- _SHORT EXERCISE_:
Every line of the data that contains the string "marker" must be copied.

Lines of data
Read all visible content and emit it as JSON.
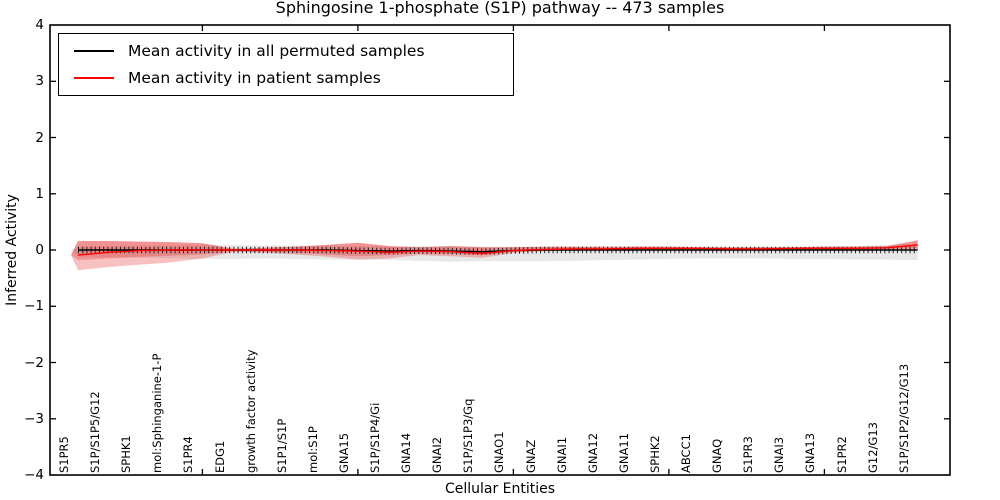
{
  "page": {
    "background": "#ffffff"
  },
  "chart_data": {
    "type": "line",
    "title": "Sphingosine 1-phosphate (S1P) pathway -- 473 samples",
    "xlabel": "Cellular Entities",
    "ylabel": "Inferred Activity",
    "ylim": [
      -4,
      4
    ],
    "ytick_values": [
      4,
      3,
      2,
      1,
      0,
      -1,
      -2,
      -3,
      -4
    ],
    "ytick_labels": [
      "4",
      "3",
      "2",
      "1",
      "0",
      "−1",
      "−2",
      "−3",
      "−4"
    ],
    "grid": false,
    "legend_position": "upper left",
    "frame_tick_indices": [
      4,
      9,
      14,
      19,
      24
    ],
    "categories": [
      "S1PR5",
      "S1P/S1P5/G12",
      "SPHK1",
      "mol:Sphinganine-1-P",
      "S1PR4",
      "EDG1",
      "growth factor activity",
      "S1P1/S1P",
      "mol:S1P",
      "GNA15",
      "S1P/S1P4/Gi",
      "GNA14",
      "GNAI2",
      "S1P/S1P3/Gq",
      "GNAO1",
      "GNAZ",
      "GNAI1",
      "GNA12",
      "GNA11",
      "SPHK2",
      "ABCC1",
      "GNAQ",
      "S1PR3",
      "GNAI3",
      "GNA13",
      "S1PR2",
      "G12/G13",
      "S1P/S1P2/G12/G13"
    ],
    "series": [
      {
        "name": "Mean activity in all permuted samples",
        "color": "#000000",
        "marker": "dense-vertical-ticks",
        "values": [
          0,
          0,
          0,
          0,
          0,
          0,
          0,
          0,
          0,
          -0.01,
          -0.02,
          -0.01,
          -0.02,
          -0.03,
          -0.01,
          0,
          0,
          0,
          0,
          0,
          0,
          0,
          0,
          0,
          0,
          0,
          0,
          0
        ],
        "band": {
          "color": "rgba(0,0,0,0.09)",
          "upper": [
            0.06,
            0.07,
            0.08,
            0.08,
            0.09,
            0.09,
            0.08,
            0.08,
            0.07,
            0.07,
            0.06,
            0.07,
            0.07,
            0.06,
            0.06,
            0.05,
            0.05,
            0.04,
            0.04,
            0.04,
            0.04,
            0.04,
            0.05,
            0.05,
            0.06,
            0.07,
            0.09,
            0.11
          ],
          "lower": [
            -0.12,
            -0.13,
            -0.14,
            -0.15,
            -0.16,
            -0.16,
            -0.15,
            -0.16,
            -0.17,
            -0.17,
            -0.18,
            -0.19,
            -0.21,
            -0.2,
            -0.2,
            -0.2,
            -0.19,
            -0.18,
            -0.17,
            -0.16,
            -0.15,
            -0.15,
            -0.15,
            -0.16,
            -0.16,
            -0.17,
            -0.17,
            -0.18
          ]
        }
      },
      {
        "name": "Mean activity in patient samples",
        "color": "#ff0000",
        "marker": "none",
        "values": [
          -0.09,
          -0.04,
          -0.01,
          0,
          0,
          0,
          0,
          0,
          -0.01,
          -0.02,
          -0.04,
          -0.02,
          -0.03,
          -0.06,
          -0.01,
          0.01,
          0.02,
          0.02,
          0.03,
          0.03,
          0.03,
          0.02,
          0.02,
          0.03,
          0.03,
          0.03,
          0.04,
          0.09
        ],
        "band_outer": {
          "color": "rgba(230,30,30,0.28)",
          "upper": [
            0.16,
            0.16,
            0.15,
            0.14,
            0.12,
            0.02,
            0.04,
            0.06,
            0.09,
            0.13,
            0.07,
            0.05,
            0.07,
            0.05,
            0.05,
            0.06,
            0.06,
            0.06,
            0.06,
            0.06,
            0.05,
            0.05,
            0.05,
            0.05,
            0.06,
            0.06,
            0.07,
            0.17
          ],
          "lower": [
            -0.36,
            -0.3,
            -0.26,
            -0.22,
            -0.15,
            -0.03,
            -0.05,
            -0.08,
            -0.12,
            -0.17,
            -0.15,
            -0.09,
            -0.11,
            -0.14,
            -0.05,
            -0.02,
            -0.01,
            -0.01,
            -0.01,
            -0.01,
            -0.01,
            -0.01,
            -0.01,
            0,
            0,
            0.01,
            0.01,
            0.02
          ]
        },
        "band_inner": {
          "color": "rgba(230,30,30,0.28)",
          "upper": [
            0.16,
            0.16,
            0.15,
            0.14,
            0.12,
            0.02,
            0.04,
            0.06,
            0.09,
            0.13,
            0.07,
            0.05,
            0.07,
            0.05,
            0.05,
            0.06,
            0.06,
            0.06,
            0.06,
            0.06,
            0.05,
            0.05,
            0.05,
            0.05,
            0.06,
            0.06,
            0.07,
            0.17
          ],
          "lower": [
            -0.18,
            -0.15,
            -0.12,
            -0.1,
            -0.08,
            -0.02,
            -0.03,
            -0.05,
            -0.08,
            -0.11,
            -0.09,
            -0.06,
            -0.07,
            -0.09,
            -0.03,
            -0.01,
            0,
            0,
            0.01,
            0.01,
            0.01,
            0.01,
            0.01,
            0.01,
            0.01,
            0.01,
            0.02,
            0.03
          ]
        }
      }
    ]
  }
}
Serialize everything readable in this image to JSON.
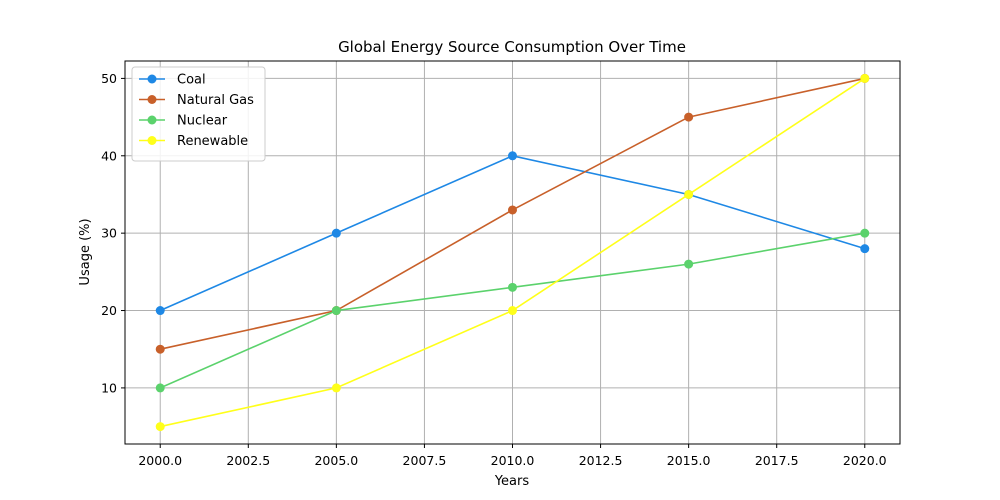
{
  "chart_data": {
    "type": "line",
    "title": "Global Energy Source Consumption Over Time",
    "xlabel": "Years",
    "ylabel": "Usage (%)",
    "x": [
      2000,
      2005,
      2010,
      2015,
      2020
    ],
    "xlim": [
      1999,
      2021
    ],
    "ylim": [
      2.75,
      52.25
    ],
    "x_ticks": [
      2000,
      2002.5,
      2005,
      2007.5,
      2010,
      2012.5,
      2015,
      2017.5,
      2020
    ],
    "x_tick_labels": [
      "2000.0",
      "2002.5",
      "2005.0",
      "2007.5",
      "2010.0",
      "2012.5",
      "2015.0",
      "2017.5",
      "2020.0"
    ],
    "y_ticks": [
      10,
      20,
      30,
      40,
      50
    ],
    "y_tick_labels": [
      "10",
      "20",
      "30",
      "40",
      "50"
    ],
    "grid": true,
    "legend_position": "top-left",
    "series": [
      {
        "name": "Coal",
        "color": "#1e88e5",
        "values": [
          20,
          30,
          40,
          35,
          28
        ]
      },
      {
        "name": "Natural Gas",
        "color": "#c8602a",
        "values": [
          15,
          20,
          33,
          45,
          50
        ]
      },
      {
        "name": "Nuclear",
        "color": "#5bd26c",
        "values": [
          10,
          20,
          23,
          26,
          30
        ]
      },
      {
        "name": "Renewable",
        "color": "#ffff1a",
        "values": [
          5,
          10,
          20,
          35,
          50
        ]
      }
    ]
  }
}
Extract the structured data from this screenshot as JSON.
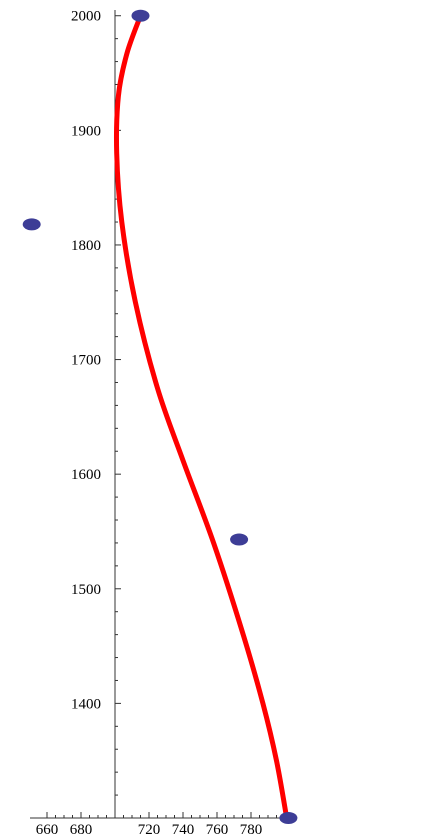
{
  "chart_data": {
    "type": "scatter",
    "title": "",
    "xlabel": "",
    "ylabel": "",
    "xlim": [
      650,
      800
    ],
    "ylim": [
      1300,
      2005
    ],
    "grid": false,
    "axes_origin": {
      "x": 700,
      "y": 1300
    },
    "x_ticks": [
      660,
      680,
      720,
      740,
      760,
      780
    ],
    "x_tick_labels": [
      "660",
      "680",
      "720",
      "740",
      "760",
      "780"
    ],
    "y_ticks": [
      1400,
      1500,
      1600,
      1700,
      1800,
      1900,
      2000
    ],
    "y_tick_labels": [
      "1400",
      "1500",
      "1600",
      "1700",
      "1800",
      "1900",
      "2000"
    ],
    "series": [
      {
        "kind": "points",
        "color": "#3d3d96",
        "points": [
          {
            "x": 715,
            "y": 2000
          },
          {
            "x": 651,
            "y": 1818
          },
          {
            "x": 773,
            "y": 1543
          },
          {
            "x": 802,
            "y": 1300
          }
        ]
      },
      {
        "kind": "curve",
        "color": "#ff0000",
        "points": [
          {
            "x": 715,
            "y": 2000
          },
          {
            "x": 707,
            "y": 1967
          },
          {
            "x": 702,
            "y": 1930
          },
          {
            "x": 701,
            "y": 1880
          },
          {
            "x": 704,
            "y": 1820
          },
          {
            "x": 712,
            "y": 1750
          },
          {
            "x": 725,
            "y": 1675
          },
          {
            "x": 740,
            "y": 1612
          },
          {
            "x": 758,
            "y": 1540
          },
          {
            "x": 775,
            "y": 1462
          },
          {
            "x": 787,
            "y": 1400
          },
          {
            "x": 795,
            "y": 1350
          },
          {
            "x": 801,
            "y": 1300
          }
        ]
      }
    ]
  }
}
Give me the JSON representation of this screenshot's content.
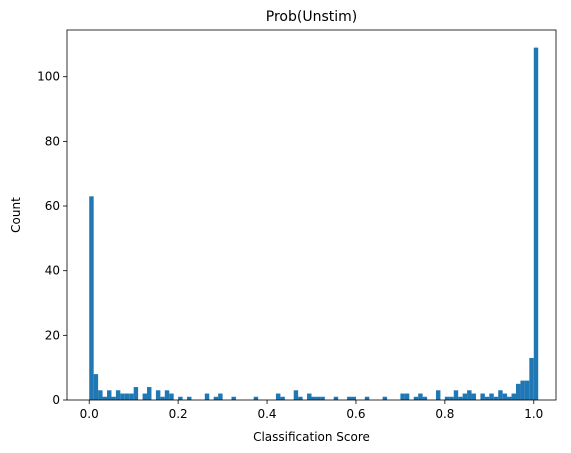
{
  "chart_data": {
    "type": "bar",
    "title": "Prob(Unstim)",
    "xlabel": "Classification Score",
    "ylabel": "Count",
    "xlim": [
      -0.05,
      1.05
    ],
    "ylim": [
      0,
      114.45
    ],
    "grid": false,
    "bar_color": "#1f77b4",
    "xticks": [
      0.0,
      0.2,
      0.4,
      0.6,
      0.8,
      1.0
    ],
    "xtick_labels": [
      "0.0",
      "0.2",
      "0.4",
      "0.6",
      "0.8",
      "1.0"
    ],
    "yticks": [
      0,
      20,
      40,
      60,
      80,
      100
    ],
    "ytick_labels": [
      "0",
      "20",
      "40",
      "60",
      "80",
      "100"
    ],
    "bin_width": 0.01,
    "bin_start": 0.0,
    "values": [
      63,
      8,
      3,
      1,
      3,
      1,
      3,
      2,
      2,
      2,
      4,
      0,
      2,
      4,
      0,
      3,
      1,
      3,
      2,
      0,
      1,
      0,
      1,
      0,
      0,
      0,
      2,
      0,
      1,
      2,
      0,
      0,
      1,
      0,
      0,
      0,
      0,
      1,
      0,
      0,
      0,
      0,
      2,
      1,
      0,
      0,
      3,
      1,
      0,
      2,
      1,
      1,
      1,
      0,
      0,
      1,
      0,
      0,
      1,
      1,
      0,
      0,
      1,
      0,
      0,
      0,
      1,
      0,
      0,
      0,
      2,
      2,
      0,
      1,
      2,
      1,
      0,
      0,
      3,
      0,
      1,
      1,
      3,
      1,
      2,
      3,
      2,
      0,
      2,
      1,
      2,
      1,
      3,
      2,
      1,
      2,
      5,
      6,
      6,
      13,
      109
    ]
  }
}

- _THE ANSWER_:
        "marker": "dense-vertical-ticks",
        "marker": "none",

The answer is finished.